**Exercise objective**
In the records below, find the line containing "Enumerate this screenshot's"; copy exactly that line and all lines after it to the end, and nothing else.

**Stored data**
* begin *
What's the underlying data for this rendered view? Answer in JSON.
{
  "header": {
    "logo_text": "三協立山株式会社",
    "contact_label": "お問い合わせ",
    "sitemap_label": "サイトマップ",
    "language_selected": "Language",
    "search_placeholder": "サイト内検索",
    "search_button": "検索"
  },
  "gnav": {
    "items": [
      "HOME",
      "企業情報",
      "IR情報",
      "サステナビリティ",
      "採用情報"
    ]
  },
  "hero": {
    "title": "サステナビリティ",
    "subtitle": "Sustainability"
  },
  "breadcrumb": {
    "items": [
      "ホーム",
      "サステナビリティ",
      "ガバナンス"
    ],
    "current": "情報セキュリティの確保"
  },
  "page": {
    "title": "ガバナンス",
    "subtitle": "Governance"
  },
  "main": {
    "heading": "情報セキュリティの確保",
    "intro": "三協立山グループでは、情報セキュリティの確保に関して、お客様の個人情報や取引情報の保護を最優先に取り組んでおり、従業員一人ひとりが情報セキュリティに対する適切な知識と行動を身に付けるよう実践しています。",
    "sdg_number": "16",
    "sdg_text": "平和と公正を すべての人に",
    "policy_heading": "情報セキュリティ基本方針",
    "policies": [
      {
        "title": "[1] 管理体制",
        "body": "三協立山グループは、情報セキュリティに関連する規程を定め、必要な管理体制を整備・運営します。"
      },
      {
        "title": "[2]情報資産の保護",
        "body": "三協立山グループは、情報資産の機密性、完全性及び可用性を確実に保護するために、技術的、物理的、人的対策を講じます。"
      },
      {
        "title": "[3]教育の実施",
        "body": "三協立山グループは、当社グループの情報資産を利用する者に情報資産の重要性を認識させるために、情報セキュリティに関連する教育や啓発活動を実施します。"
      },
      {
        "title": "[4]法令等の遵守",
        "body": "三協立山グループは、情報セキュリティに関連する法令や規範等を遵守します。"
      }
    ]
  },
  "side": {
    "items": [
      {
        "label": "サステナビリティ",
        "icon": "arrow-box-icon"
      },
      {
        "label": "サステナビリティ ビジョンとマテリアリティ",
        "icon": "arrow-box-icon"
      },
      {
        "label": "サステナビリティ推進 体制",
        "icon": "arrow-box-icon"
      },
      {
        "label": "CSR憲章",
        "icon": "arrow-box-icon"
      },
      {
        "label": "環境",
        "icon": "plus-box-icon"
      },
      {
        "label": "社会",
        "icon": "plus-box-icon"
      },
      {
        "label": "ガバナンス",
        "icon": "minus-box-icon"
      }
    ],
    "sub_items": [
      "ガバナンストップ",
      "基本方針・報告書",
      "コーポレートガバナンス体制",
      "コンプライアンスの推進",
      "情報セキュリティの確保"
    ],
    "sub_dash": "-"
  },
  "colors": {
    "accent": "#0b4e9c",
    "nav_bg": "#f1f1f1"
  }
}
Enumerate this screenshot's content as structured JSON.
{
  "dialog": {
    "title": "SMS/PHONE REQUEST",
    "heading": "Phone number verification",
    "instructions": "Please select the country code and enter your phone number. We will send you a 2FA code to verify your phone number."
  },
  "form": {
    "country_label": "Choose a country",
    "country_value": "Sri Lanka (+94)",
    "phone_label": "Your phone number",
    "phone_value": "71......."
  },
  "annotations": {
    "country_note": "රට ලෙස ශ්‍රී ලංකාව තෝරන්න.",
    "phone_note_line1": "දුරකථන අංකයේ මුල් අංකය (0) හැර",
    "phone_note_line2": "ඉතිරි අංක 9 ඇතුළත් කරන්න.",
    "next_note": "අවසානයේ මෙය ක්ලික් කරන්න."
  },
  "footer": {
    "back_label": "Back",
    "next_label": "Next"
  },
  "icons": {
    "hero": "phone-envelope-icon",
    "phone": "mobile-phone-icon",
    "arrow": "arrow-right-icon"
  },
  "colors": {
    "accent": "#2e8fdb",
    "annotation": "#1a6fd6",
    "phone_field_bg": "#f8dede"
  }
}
* end *
**Response to this exercise**
Enumerate this screenshot's content as structured JSON.
{
  "dialog": {
    "title": "SMS/PHONE REQUEST",
    "heading": "Phone number verification",
    "instructions": "Please select the country code and enter your phone number. We will send you a 2FA code to verify your phone number."
  },
  "form": {
    "country_label": "Choose a country",
    "country_value": "Sri Lanka (+94)",
    "phone_label": "Your phone number",
    "phone_value": "71......."
  },
  "annotations": {
    "country_note": "රට ලෙස ශ්‍රී ලංකාව තෝරන්න.",
    "phone_note_line1": "දුරකථන අංකයේ මුල් අංකය (0) හැර",
    "phone_note_line2": "ඉතිරි අංක 9 ඇතුළත් කරන්න.",
    "next_note": "අවසානයේ මෙය ක්ලික් කරන්න."
  },
  "footer": {
    "back_label": "Back",
    "next_label": "Next"
  },
  "icons": {
    "hero": "phone-envelope-icon",
    "phone": "mobile-phone-icon",
    "arrow": "arrow-right-icon"
  },
  "colors": {
    "accent": "#2e8fdb",
    "annotation": "#1a6fd6",
    "phone_field_bg": "#f8dede"
  }
}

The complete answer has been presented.